Your answer is a single number: how many lines hold the word "time"?

Extracted records:
Begin
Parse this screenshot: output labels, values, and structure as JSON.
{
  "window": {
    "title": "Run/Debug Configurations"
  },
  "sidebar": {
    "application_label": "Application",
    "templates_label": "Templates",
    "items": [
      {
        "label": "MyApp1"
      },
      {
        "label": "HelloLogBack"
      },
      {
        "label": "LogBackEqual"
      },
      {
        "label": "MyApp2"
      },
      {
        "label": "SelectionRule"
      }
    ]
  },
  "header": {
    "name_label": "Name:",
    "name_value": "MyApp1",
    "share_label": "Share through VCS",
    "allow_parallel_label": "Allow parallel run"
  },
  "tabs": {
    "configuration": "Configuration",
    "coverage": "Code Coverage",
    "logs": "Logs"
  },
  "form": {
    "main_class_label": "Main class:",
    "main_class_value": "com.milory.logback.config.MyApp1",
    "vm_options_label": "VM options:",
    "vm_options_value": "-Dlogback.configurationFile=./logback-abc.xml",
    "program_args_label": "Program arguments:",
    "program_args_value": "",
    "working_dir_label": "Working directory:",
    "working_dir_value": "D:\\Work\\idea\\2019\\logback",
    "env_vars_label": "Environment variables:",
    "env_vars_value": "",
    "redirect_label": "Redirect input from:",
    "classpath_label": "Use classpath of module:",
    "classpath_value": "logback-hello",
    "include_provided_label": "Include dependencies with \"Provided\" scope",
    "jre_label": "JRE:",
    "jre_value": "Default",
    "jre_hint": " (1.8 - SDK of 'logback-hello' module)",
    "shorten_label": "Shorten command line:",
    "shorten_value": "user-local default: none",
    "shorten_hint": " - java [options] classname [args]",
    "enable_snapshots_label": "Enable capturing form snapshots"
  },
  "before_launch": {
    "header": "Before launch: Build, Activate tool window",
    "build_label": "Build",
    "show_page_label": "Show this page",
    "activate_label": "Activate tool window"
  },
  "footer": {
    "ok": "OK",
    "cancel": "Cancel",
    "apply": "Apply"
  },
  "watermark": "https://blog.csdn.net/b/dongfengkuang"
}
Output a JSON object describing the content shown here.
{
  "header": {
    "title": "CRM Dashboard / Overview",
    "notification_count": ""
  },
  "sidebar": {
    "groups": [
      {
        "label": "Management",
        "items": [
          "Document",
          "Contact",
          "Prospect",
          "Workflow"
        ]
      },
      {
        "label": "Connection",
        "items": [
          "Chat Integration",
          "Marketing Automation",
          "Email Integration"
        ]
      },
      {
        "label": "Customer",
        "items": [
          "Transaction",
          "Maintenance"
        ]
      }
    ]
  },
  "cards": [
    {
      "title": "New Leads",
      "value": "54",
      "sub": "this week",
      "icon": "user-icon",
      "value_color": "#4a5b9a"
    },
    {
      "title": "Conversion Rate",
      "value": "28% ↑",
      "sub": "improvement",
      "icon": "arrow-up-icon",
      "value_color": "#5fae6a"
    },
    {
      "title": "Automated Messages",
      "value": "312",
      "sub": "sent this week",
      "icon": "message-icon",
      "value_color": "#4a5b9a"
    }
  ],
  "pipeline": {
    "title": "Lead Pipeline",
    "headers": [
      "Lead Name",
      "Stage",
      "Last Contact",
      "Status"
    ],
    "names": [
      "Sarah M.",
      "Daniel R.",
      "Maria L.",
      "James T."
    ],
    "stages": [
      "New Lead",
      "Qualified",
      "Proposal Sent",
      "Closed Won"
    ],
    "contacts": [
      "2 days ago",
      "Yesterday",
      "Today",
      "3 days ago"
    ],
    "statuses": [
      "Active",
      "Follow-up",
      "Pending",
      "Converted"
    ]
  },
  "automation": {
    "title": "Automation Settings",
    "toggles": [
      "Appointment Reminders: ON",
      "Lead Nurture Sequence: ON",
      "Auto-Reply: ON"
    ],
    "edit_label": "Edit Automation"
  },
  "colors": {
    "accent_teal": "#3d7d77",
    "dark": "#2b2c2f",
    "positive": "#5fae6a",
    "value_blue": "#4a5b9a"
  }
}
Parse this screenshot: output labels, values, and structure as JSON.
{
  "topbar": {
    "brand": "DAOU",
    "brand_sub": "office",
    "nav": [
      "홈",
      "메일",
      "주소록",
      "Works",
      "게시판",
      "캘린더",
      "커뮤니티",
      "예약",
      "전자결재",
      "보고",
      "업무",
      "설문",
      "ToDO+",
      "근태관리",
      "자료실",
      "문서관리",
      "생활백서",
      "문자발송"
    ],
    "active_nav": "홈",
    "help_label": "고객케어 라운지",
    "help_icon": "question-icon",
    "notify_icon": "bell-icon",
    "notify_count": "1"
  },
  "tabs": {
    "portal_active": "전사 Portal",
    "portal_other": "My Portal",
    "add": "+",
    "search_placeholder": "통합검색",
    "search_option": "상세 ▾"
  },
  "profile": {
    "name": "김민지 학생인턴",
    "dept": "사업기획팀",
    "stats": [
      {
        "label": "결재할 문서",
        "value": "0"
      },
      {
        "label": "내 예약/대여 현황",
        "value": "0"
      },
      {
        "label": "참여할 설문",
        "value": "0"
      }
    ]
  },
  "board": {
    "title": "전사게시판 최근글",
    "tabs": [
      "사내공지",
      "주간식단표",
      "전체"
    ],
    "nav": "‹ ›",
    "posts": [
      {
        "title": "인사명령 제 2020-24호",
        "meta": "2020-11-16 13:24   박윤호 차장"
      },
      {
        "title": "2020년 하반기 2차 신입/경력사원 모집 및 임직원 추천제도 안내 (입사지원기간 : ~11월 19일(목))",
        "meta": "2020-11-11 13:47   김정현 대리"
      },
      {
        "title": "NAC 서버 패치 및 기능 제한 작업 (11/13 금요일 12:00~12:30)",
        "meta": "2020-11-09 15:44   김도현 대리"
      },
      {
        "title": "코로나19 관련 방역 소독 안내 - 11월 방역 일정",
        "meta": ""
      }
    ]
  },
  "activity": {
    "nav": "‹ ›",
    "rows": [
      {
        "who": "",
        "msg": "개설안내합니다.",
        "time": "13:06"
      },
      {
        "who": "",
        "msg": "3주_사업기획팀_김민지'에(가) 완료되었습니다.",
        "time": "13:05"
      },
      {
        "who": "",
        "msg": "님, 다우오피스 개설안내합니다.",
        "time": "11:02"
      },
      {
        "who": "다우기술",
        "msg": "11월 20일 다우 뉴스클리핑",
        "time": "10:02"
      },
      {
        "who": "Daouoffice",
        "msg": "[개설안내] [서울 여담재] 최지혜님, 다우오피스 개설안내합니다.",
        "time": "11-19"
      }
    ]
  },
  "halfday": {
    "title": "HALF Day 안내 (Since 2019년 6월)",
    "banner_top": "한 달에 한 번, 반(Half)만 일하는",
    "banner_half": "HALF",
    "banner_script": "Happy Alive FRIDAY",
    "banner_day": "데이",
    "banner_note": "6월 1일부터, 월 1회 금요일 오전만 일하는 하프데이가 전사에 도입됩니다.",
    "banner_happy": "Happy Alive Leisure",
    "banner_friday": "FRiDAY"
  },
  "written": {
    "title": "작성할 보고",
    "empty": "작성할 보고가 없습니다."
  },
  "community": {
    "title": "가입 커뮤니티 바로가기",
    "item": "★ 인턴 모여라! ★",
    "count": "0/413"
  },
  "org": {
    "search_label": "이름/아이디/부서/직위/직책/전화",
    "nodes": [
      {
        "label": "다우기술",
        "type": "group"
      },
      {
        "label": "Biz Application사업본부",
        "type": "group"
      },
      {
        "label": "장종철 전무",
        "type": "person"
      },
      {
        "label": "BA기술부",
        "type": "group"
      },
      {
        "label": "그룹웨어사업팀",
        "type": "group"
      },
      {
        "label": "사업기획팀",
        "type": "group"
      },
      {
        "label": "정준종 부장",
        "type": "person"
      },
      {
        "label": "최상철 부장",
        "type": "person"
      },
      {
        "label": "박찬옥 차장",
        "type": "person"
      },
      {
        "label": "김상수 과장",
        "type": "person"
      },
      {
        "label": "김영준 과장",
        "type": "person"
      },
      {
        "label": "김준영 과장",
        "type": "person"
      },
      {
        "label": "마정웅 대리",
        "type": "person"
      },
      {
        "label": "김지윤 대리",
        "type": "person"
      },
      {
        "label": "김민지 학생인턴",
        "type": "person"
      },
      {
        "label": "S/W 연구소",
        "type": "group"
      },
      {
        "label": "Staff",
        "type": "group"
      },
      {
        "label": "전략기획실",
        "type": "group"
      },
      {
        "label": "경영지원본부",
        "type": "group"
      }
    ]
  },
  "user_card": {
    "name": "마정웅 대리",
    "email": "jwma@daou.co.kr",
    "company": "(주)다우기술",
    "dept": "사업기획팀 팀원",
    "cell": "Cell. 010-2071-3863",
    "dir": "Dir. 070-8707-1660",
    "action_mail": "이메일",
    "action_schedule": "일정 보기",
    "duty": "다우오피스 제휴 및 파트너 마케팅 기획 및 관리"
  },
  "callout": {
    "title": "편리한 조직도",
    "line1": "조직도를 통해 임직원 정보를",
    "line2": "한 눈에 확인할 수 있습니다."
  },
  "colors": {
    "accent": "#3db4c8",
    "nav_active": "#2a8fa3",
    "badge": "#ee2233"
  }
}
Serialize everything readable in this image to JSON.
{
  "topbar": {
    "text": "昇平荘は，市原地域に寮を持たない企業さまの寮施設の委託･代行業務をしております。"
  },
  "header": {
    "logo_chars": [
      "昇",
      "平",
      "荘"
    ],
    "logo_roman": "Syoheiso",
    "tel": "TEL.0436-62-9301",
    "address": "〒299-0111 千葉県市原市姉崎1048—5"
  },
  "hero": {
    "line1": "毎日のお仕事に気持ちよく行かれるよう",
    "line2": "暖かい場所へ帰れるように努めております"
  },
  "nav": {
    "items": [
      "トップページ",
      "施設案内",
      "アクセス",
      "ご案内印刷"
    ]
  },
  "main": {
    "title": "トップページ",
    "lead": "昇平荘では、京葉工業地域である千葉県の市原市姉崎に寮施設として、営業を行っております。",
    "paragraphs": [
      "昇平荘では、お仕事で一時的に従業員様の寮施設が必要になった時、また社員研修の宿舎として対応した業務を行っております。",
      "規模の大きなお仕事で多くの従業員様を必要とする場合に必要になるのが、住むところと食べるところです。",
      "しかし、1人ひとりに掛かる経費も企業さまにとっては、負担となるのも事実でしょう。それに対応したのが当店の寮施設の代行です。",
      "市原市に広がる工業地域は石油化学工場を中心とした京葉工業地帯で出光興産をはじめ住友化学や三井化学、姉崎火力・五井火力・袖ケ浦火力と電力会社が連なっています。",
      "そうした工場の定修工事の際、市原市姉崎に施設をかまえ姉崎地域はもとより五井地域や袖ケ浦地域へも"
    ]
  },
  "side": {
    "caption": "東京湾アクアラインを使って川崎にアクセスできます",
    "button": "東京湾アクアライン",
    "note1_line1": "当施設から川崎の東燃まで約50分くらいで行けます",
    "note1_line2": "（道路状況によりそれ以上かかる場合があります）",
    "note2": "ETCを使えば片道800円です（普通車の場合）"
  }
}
End
→ **Solution to this problem**
5